**Prompt**
Could you transcribe every record below exactly as written, leaving out any pictures?

**Listing**
--- START ---

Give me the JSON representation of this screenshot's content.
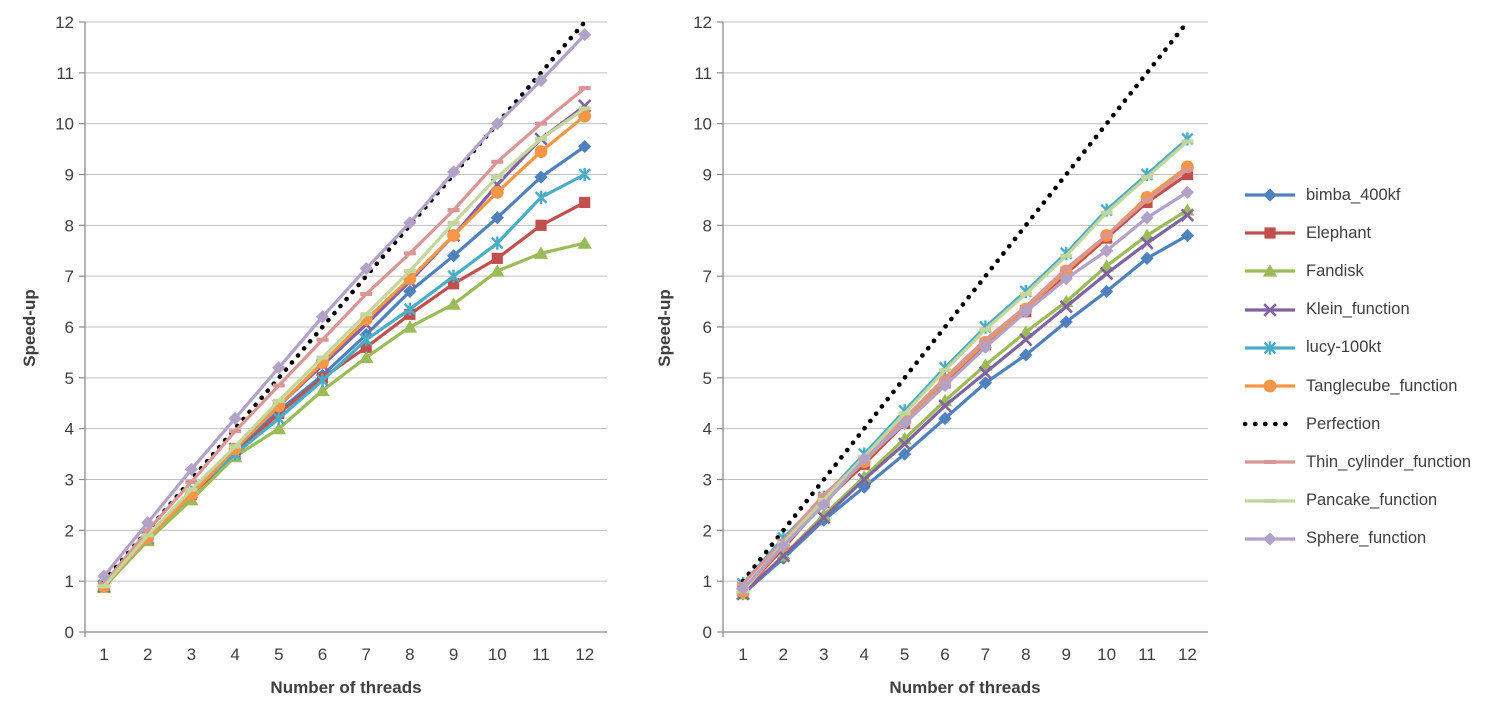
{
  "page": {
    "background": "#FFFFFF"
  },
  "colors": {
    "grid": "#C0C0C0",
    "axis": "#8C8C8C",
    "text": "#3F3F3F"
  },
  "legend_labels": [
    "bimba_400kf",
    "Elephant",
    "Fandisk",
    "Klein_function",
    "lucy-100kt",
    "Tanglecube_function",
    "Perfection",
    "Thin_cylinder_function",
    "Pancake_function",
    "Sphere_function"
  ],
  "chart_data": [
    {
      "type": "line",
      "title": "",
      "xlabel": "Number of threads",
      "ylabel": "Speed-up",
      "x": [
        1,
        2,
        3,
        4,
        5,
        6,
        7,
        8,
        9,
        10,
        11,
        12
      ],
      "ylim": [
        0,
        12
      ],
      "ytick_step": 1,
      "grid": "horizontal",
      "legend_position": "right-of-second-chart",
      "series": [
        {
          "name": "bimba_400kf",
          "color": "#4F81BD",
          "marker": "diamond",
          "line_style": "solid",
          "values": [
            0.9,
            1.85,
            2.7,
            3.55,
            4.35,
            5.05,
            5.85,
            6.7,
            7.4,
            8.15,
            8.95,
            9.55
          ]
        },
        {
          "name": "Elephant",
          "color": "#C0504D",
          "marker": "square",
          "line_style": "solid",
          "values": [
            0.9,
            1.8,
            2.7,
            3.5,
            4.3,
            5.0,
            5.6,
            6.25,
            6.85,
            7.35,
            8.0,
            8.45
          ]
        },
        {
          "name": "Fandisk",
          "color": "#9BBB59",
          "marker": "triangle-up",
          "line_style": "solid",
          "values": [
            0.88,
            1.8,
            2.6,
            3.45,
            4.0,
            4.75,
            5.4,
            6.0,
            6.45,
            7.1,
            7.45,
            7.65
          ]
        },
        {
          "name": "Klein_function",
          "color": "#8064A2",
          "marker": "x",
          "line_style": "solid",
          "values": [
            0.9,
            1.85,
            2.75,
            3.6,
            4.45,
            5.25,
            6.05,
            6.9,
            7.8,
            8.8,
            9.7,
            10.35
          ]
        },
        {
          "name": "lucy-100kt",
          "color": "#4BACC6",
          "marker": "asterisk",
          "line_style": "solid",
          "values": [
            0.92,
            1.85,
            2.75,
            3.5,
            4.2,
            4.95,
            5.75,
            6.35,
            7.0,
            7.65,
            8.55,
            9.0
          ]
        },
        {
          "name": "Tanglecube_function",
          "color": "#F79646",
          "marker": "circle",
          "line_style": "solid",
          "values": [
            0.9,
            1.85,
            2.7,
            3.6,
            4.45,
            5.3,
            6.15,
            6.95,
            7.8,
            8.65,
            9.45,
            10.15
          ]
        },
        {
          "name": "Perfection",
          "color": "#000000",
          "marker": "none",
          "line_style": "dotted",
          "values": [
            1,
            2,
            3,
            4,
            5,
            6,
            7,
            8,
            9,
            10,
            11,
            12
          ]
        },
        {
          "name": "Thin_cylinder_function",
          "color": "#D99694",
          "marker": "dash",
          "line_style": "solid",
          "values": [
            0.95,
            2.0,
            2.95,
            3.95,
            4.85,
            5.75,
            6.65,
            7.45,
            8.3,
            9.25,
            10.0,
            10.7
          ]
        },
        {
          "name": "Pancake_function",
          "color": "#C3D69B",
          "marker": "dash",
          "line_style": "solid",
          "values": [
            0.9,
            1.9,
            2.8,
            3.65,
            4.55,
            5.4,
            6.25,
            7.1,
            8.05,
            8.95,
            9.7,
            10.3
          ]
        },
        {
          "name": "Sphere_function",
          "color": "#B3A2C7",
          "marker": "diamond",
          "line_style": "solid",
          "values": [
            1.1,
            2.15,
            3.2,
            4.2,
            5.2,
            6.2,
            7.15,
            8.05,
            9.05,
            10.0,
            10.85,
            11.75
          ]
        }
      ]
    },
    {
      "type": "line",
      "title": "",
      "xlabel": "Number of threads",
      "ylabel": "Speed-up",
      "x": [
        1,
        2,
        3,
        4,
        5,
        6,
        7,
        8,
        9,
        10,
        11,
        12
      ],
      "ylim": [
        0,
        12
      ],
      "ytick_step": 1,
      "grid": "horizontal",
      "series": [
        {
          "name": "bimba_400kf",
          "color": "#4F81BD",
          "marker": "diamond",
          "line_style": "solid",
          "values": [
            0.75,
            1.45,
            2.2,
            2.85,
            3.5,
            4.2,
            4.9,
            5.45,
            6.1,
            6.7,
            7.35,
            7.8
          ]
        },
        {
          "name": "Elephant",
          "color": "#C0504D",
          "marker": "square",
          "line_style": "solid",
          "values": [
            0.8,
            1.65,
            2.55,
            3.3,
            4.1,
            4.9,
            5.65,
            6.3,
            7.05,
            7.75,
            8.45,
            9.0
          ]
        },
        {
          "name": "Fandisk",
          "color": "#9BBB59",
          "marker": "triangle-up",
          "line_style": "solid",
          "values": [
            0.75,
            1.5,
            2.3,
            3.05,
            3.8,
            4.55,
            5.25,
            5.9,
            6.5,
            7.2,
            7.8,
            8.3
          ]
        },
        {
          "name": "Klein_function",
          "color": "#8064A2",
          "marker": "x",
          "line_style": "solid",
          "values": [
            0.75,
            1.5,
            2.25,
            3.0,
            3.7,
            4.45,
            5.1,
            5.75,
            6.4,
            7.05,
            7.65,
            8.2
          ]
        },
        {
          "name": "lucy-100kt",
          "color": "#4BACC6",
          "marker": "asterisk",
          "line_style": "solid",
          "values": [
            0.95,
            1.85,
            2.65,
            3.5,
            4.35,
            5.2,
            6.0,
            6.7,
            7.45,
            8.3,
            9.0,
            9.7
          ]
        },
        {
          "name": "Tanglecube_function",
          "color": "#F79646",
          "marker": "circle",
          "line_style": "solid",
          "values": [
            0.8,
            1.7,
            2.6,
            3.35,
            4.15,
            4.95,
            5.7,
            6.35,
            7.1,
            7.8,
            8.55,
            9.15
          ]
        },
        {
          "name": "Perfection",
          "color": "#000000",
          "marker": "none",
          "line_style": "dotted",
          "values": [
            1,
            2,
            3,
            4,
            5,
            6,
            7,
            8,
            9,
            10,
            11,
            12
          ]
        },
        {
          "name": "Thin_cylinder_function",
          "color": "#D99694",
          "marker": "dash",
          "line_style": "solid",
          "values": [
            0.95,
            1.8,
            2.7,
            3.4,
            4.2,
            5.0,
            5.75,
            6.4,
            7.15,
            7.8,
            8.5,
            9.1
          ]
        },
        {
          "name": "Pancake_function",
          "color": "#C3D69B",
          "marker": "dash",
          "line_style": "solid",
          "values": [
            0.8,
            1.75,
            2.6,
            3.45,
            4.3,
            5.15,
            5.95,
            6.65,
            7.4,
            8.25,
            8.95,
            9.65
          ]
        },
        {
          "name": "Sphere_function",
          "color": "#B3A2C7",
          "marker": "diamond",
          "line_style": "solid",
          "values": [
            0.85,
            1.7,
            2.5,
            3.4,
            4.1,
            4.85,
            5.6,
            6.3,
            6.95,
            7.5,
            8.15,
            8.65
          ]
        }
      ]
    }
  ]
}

--- END ---

**Exercise solution**
Give me the JSON representation of this screenshot's content.
{
  "page": {
    "background": "#FFFFFF"
  },
  "colors": {
    "grid": "#C0C0C0",
    "axis": "#8C8C8C",
    "text": "#3F3F3F"
  },
  "legend_labels": [
    "bimba_400kf",
    "Elephant",
    "Fandisk",
    "Klein_function",
    "lucy-100kt",
    "Tanglecube_function",
    "Perfection",
    "Thin_cylinder_function",
    "Pancake_function",
    "Sphere_function"
  ],
  "chart_data": [
    {
      "type": "line",
      "title": "",
      "xlabel": "Number of threads",
      "ylabel": "Speed-up",
      "x": [
        1,
        2,
        3,
        4,
        5,
        6,
        7,
        8,
        9,
        10,
        11,
        12
      ],
      "ylim": [
        0,
        12
      ],
      "ytick_step": 1,
      "grid": "horizontal",
      "legend_position": "right-of-second-chart",
      "series": [
        {
          "name": "bimba_400kf",
          "color": "#4F81BD",
          "marker": "diamond",
          "line_style": "solid",
          "values": [
            0.9,
            1.85,
            2.7,
            3.55,
            4.35,
            5.05,
            5.85,
            6.7,
            7.4,
            8.15,
            8.95,
            9.55
          ]
        },
        {
          "name": "Elephant",
          "color": "#C0504D",
          "marker": "square",
          "line_style": "solid",
          "values": [
            0.9,
            1.8,
            2.7,
            3.5,
            4.3,
            5.0,
            5.6,
            6.25,
            6.85,
            7.35,
            8.0,
            8.45
          ]
        },
        {
          "name": "Fandisk",
          "color": "#9BBB59",
          "marker": "triangle-up",
          "line_style": "solid",
          "values": [
            0.88,
            1.8,
            2.6,
            3.45,
            4.0,
            4.75,
            5.4,
            6.0,
            6.45,
            7.1,
            7.45,
            7.65
          ]
        },
        {
          "name": "Klein_function",
          "color": "#8064A2",
          "marker": "x",
          "line_style": "solid",
          "values": [
            0.9,
            1.85,
            2.75,
            3.6,
            4.45,
            5.25,
            6.05,
            6.9,
            7.8,
            8.8,
            9.7,
            10.35
          ]
        },
        {
          "name": "lucy-100kt",
          "color": "#4BACC6",
          "marker": "asterisk",
          "line_style": "solid",
          "values": [
            0.92,
            1.85,
            2.75,
            3.5,
            4.2,
            4.95,
            5.75,
            6.35,
            7.0,
            7.65,
            8.55,
            9.0
          ]
        },
        {
          "name": "Tanglecube_function",
          "color": "#F79646",
          "marker": "circle",
          "line_style": "solid",
          "values": [
            0.9,
            1.85,
            2.7,
            3.6,
            4.45,
            5.3,
            6.15,
            6.95,
            7.8,
            8.65,
            9.45,
            10.15
          ]
        },
        {
          "name": "Perfection",
          "color": "#000000",
          "marker": "none",
          "line_style": "dotted",
          "values": [
            1,
            2,
            3,
            4,
            5,
            6,
            7,
            8,
            9,
            10,
            11,
            12
          ]
        },
        {
          "name": "Thin_cylinder_function",
          "color": "#D99694",
          "marker": "dash",
          "line_style": "solid",
          "values": [
            0.95,
            2.0,
            2.95,
            3.95,
            4.85,
            5.75,
            6.65,
            7.45,
            8.3,
            9.25,
            10.0,
            10.7
          ]
        },
        {
          "name": "Pancake_function",
          "color": "#C3D69B",
          "marker": "dash",
          "line_style": "solid",
          "values": [
            0.9,
            1.9,
            2.8,
            3.65,
            4.55,
            5.4,
            6.25,
            7.1,
            8.05,
            8.95,
            9.7,
            10.3
          ]
        },
        {
          "name": "Sphere_function",
          "color": "#B3A2C7",
          "marker": "diamond",
          "line_style": "solid",
          "values": [
            1.1,
            2.15,
            3.2,
            4.2,
            5.2,
            6.2,
            7.15,
            8.05,
            9.05,
            10.0,
            10.85,
            11.75
          ]
        }
      ]
    },
    {
      "type": "line",
      "title": "",
      "xlabel": "Number of threads",
      "ylabel": "Speed-up",
      "x": [
        1,
        2,
        3,
        4,
        5,
        6,
        7,
        8,
        9,
        10,
        11,
        12
      ],
      "ylim": [
        0,
        12
      ],
      "ytick_step": 1,
      "grid": "horizontal",
      "series": [
        {
          "name": "bimba_400kf",
          "color": "#4F81BD",
          "marker": "diamond",
          "line_style": "solid",
          "values": [
            0.75,
            1.45,
            2.2,
            2.85,
            3.5,
            4.2,
            4.9,
            5.45,
            6.1,
            6.7,
            7.35,
            7.8
          ]
        },
        {
          "name": "Elephant",
          "color": "#C0504D",
          "marker": "square",
          "line_style": "solid",
          "values": [
            0.8,
            1.65,
            2.55,
            3.3,
            4.1,
            4.9,
            5.65,
            6.3,
            7.05,
            7.75,
            8.45,
            9.0
          ]
        },
        {
          "name": "Fandisk",
          "color": "#9BBB59",
          "marker": "triangle-up",
          "line_style": "solid",
          "values": [
            0.75,
            1.5,
            2.3,
            3.05,
            3.8,
            4.55,
            5.25,
            5.9,
            6.5,
            7.2,
            7.8,
            8.3
          ]
        },
        {
          "name": "Klein_function",
          "color": "#8064A2",
          "marker": "x",
          "line_style": "solid",
          "values": [
            0.75,
            1.5,
            2.25,
            3.0,
            3.7,
            4.45,
            5.1,
            5.75,
            6.4,
            7.05,
            7.65,
            8.2
          ]
        },
        {
          "name": "lucy-100kt",
          "color": "#4BACC6",
          "marker": "asterisk",
          "line_style": "solid",
          "values": [
            0.95,
            1.85,
            2.65,
            3.5,
            4.35,
            5.2,
            6.0,
            6.7,
            7.45,
            8.3,
            9.0,
            9.7
          ]
        },
        {
          "name": "Tanglecube_function",
          "color": "#F79646",
          "marker": "circle",
          "line_style": "solid",
          "values": [
            0.8,
            1.7,
            2.6,
            3.35,
            4.15,
            4.95,
            5.7,
            6.35,
            7.1,
            7.8,
            8.55,
            9.15
          ]
        },
        {
          "name": "Perfection",
          "color": "#000000",
          "marker": "none",
          "line_style": "dotted",
          "values": [
            1,
            2,
            3,
            4,
            5,
            6,
            7,
            8,
            9,
            10,
            11,
            12
          ]
        },
        {
          "name": "Thin_cylinder_function",
          "color": "#D99694",
          "marker": "dash",
          "line_style": "solid",
          "values": [
            0.95,
            1.8,
            2.7,
            3.4,
            4.2,
            5.0,
            5.75,
            6.4,
            7.15,
            7.8,
            8.5,
            9.1
          ]
        },
        {
          "name": "Pancake_function",
          "color": "#C3D69B",
          "marker": "dash",
          "line_style": "solid",
          "values": [
            0.8,
            1.75,
            2.6,
            3.45,
            4.3,
            5.15,
            5.95,
            6.65,
            7.4,
            8.25,
            8.95,
            9.65
          ]
        },
        {
          "name": "Sphere_function",
          "color": "#B3A2C7",
          "marker": "diamond",
          "line_style": "solid",
          "values": [
            0.85,
            1.7,
            2.5,
            3.4,
            4.1,
            4.85,
            5.6,
            6.3,
            6.95,
            7.5,
            8.15,
            8.65
          ]
        }
      ]
    }
  ]
}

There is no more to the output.